DATASET ROWS
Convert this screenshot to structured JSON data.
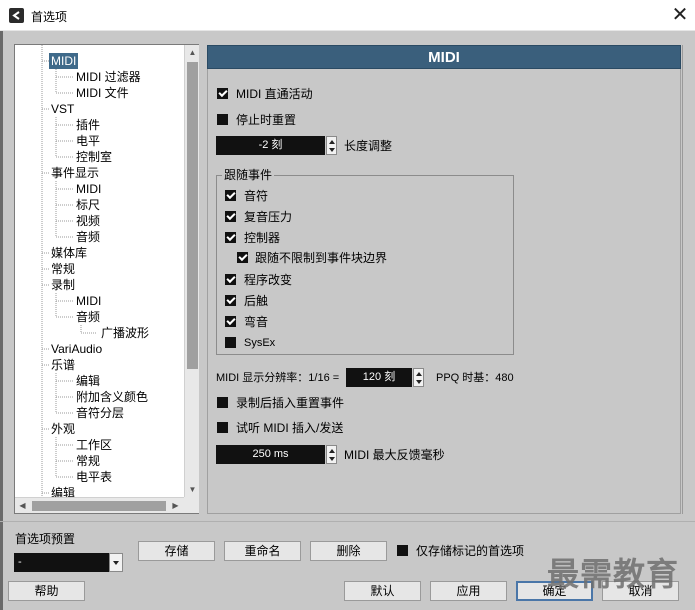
{
  "window": {
    "title": "首选项",
    "close_glyph": "✕"
  },
  "tree": {
    "items": [
      {
        "label": "MIDI",
        "level": 1,
        "selected": true
      },
      {
        "label": "MIDI 过滤器",
        "level": 2
      },
      {
        "label": "MIDI 文件",
        "level": 2
      },
      {
        "label": "VST",
        "level": 1
      },
      {
        "label": "插件",
        "level": 2
      },
      {
        "label": "电平",
        "level": 2
      },
      {
        "label": "控制室",
        "level": 2
      },
      {
        "label": "事件显示",
        "level": 1
      },
      {
        "label": "MIDI",
        "level": 2
      },
      {
        "label": "标尺",
        "level": 2
      },
      {
        "label": "视频",
        "level": 2
      },
      {
        "label": "音频",
        "level": 2
      },
      {
        "label": "媒体库",
        "level": 1
      },
      {
        "label": "常规",
        "level": 1
      },
      {
        "label": "录制",
        "level": 1
      },
      {
        "label": "MIDI",
        "level": 2
      },
      {
        "label": "音频",
        "level": 2
      },
      {
        "label": "广播波形",
        "level": 3
      },
      {
        "label": "VariAudio",
        "level": 1
      },
      {
        "label": "乐谱",
        "level": 1
      },
      {
        "label": "编辑",
        "level": 2
      },
      {
        "label": "附加含义颜色",
        "level": 2
      },
      {
        "label": "音符分层",
        "level": 2
      },
      {
        "label": "外观",
        "level": 1
      },
      {
        "label": "工作区",
        "level": 2
      },
      {
        "label": "常规",
        "level": 2
      },
      {
        "label": "电平表",
        "level": 2
      },
      {
        "label": "编辑",
        "level": 1
      }
    ]
  },
  "panel": {
    "title": "MIDI",
    "midi_thru": {
      "label": "MIDI 直通活动",
      "checked": true
    },
    "reset_on_stop": {
      "label": "停止时重置",
      "checked": false
    },
    "length_adjust": {
      "value": "-2 刻",
      "label": "长度调整"
    },
    "chase": {
      "title": "跟随事件",
      "items": [
        {
          "label": "音符",
          "checked": true
        },
        {
          "label": "复音压力",
          "checked": true
        },
        {
          "label": "控制器",
          "checked": true
        },
        {
          "label": "跟随不限制到事件块边界",
          "checked": true
        },
        {
          "label": "程序改变",
          "checked": true
        },
        {
          "label": "后触",
          "checked": true
        },
        {
          "label": "弯音",
          "checked": true
        },
        {
          "label": "SysEx",
          "checked": false
        }
      ]
    },
    "resolution": {
      "label": "MIDI 显示分辨率：1/16 =",
      "value": "120 刻",
      "ppq_label": "PPQ 时基：480"
    },
    "insert_reset": {
      "label": "录制后插入重置事件",
      "checked": false
    },
    "audition": {
      "label": "试听 MIDI 插入/发送",
      "checked": false
    },
    "max_feedback": {
      "value": "250 ms",
      "label": "MIDI 最大反馈毫秒"
    }
  },
  "presets": {
    "label": "首选项预置",
    "combo_value": "-",
    "store": "存储",
    "rename": "重命名",
    "delete": "删除",
    "only_marked": {
      "label": "仅存储标记的首选项",
      "checked": false
    }
  },
  "footer": {
    "help": "帮助",
    "defaults": "默认",
    "apply": "应用",
    "ok": "确定",
    "cancel": "取消"
  },
  "watermark": "最需教育",
  "colors": {
    "accent": "#3f6a8a",
    "header": "#3a5f7c",
    "background": "#c8c8c8"
  }
}
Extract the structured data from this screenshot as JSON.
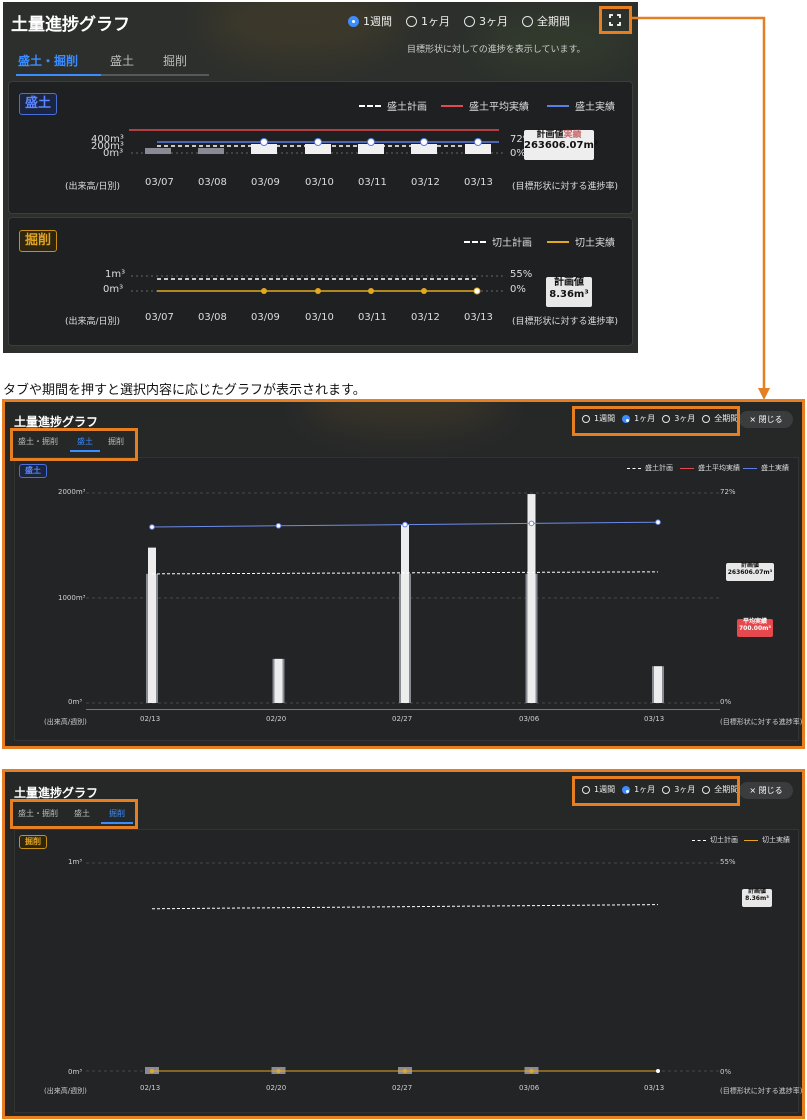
{
  "top_panel": {
    "title": "土量進捗グラフ",
    "periods": [
      "1週間",
      "1ヶ月",
      "3ヶ月",
      "全期間"
    ],
    "selected_period": "1週間",
    "note": "目標形状に対しての進捗を表示しています。",
    "tabs": [
      "盛土・掘削",
      "盛土",
      "掘削"
    ],
    "selected_tab": "盛土・掘削",
    "fill_card": {
      "badge": "盛土",
      "legend": [
        "盛土計画",
        "盛土平均実績",
        "盛土実績"
      ],
      "y_ticks": [
        "400m³",
        "200m³",
        "0m³"
      ],
      "right_ticks": [
        "72%",
        "0%"
      ],
      "x_ticks": [
        "03/07",
        "03/08",
        "03/09",
        "03/10",
        "03/11",
        "03/12",
        "03/13"
      ],
      "left_caption": "(出来高/日別)",
      "right_caption": "(目標形状に対する進捗率)",
      "plan_label": "計画値",
      "plan_value": "263606.07m³",
      "overlap_label": "実績"
    },
    "cut_card": {
      "badge": "掘削",
      "legend": [
        "切土計画",
        "切土実績"
      ],
      "y_ticks": [
        "1m³",
        "0m³"
      ],
      "right_ticks": [
        "55%",
        "0%"
      ],
      "x_ticks": [
        "03/07",
        "03/08",
        "03/09",
        "03/10",
        "03/11",
        "03/12",
        "03/13"
      ],
      "left_caption": "(出来高/日別)",
      "right_caption": "(目標形状に対する進捗率)",
      "plan_label": "計画値",
      "plan_value": "8.36m³"
    }
  },
  "caption": "タブや期間を押すと選択内容に応じたグラフが表示されます。",
  "expanded_fill": {
    "title": "土量進捗グラフ",
    "periods": [
      "1週間",
      "1ヶ月",
      "3ヶ月",
      "全期間"
    ],
    "selected_period": "1ヶ月",
    "close_label": "× 閉じる",
    "tabs": [
      "盛土・掘削",
      "盛土",
      "掘削"
    ],
    "selected_tab": "盛土",
    "badge": "盛土",
    "legend": [
      "盛土計画",
      "盛土平均実績",
      "盛土実績"
    ],
    "y_ticks": [
      "2000m³",
      "1000m³",
      "0m³"
    ],
    "right_ticks": [
      "72%",
      "0%"
    ],
    "x_ticks": [
      "02/13",
      "02/20",
      "02/27",
      "03/06",
      "03/13"
    ],
    "left_caption": "(出来高/週別)",
    "right_caption": "(目標形状に対する進捗率)",
    "plan_label": "計画値",
    "plan_value": "263606.07m³",
    "avg_label": "平均実績",
    "avg_value": "700.00m³"
  },
  "expanded_cut": {
    "title": "土量進捗グラフ",
    "periods": [
      "1週間",
      "1ヶ月",
      "3ヶ月",
      "全期間"
    ],
    "selected_period": "1ヶ月",
    "close_label": "× 閉じる",
    "tabs": [
      "盛土・掘削",
      "盛土",
      "掘削"
    ],
    "selected_tab": "掘削",
    "badge": "掘削",
    "legend": [
      "切土計画",
      "切土実績"
    ],
    "y_ticks": [
      "1m³",
      "0m³"
    ],
    "right_ticks": [
      "55%",
      "0%"
    ],
    "x_ticks": [
      "02/13",
      "02/20",
      "02/27",
      "03/06",
      "03/13"
    ],
    "left_caption": "(出来高/週別)",
    "right_caption": "(目標形状に対する進捗率)",
    "plan_label": "計画値",
    "plan_value": "8.36m³"
  },
  "colors": {
    "accent": "#3b8cff",
    "fill_badge": "#5b86ff",
    "cut_badge": "#e0a321",
    "avg_line": "#e5484d",
    "actual_line": "#5b7ee5",
    "cut_line": "#e3a821",
    "annotation": "#e67e22"
  },
  "chart_data": [
    {
      "type": "bar",
      "title": "",
      "categories": [
        "02/13",
        "02/20",
        "02/27",
        "03/06",
        "03/13"
      ],
      "ylim": [
        0,
        2000
      ],
      "series": [
        {
          "name": "盛土実績",
          "values": [
            1480,
            420,
            1700,
            1990,
            350
          ]
        },
        {
          "name": "盛土計画",
          "values": [
            1230,
            1230,
            1230,
            1230,
            1230
          ]
        },
        {
          "name": "盛土平均実績",
          "values": [
            700,
            700,
            700,
            700,
            700
          ]
        }
      ]
    },
    {
      "type": "line",
      "title": "",
      "categories": [
        "02/13",
        "02/20",
        "02/27",
        "03/06",
        "03/13"
      ],
      "ylim": [
        0,
        1
      ],
      "series": [
        {
          "name": "切土計画",
          "values": [
            0.78,
            0.78,
            0.79,
            0.79,
            0.8
          ]
        },
        {
          "name": "切土実績",
          "values": [
            0,
            0,
            0,
            0,
            0
          ]
        }
      ]
    }
  ]
}
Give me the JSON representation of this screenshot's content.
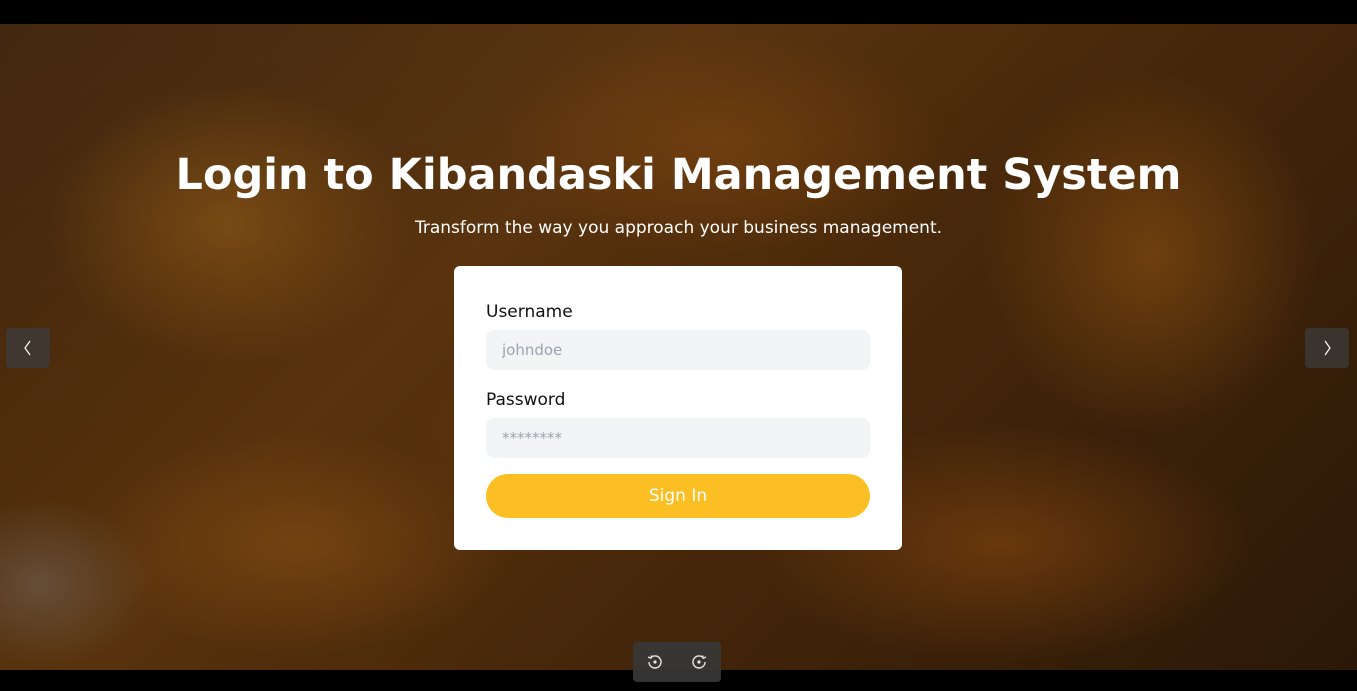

OBJECTIVE
Answer only with how many lines in the records include "this".

ANSWER TO THE TASK
3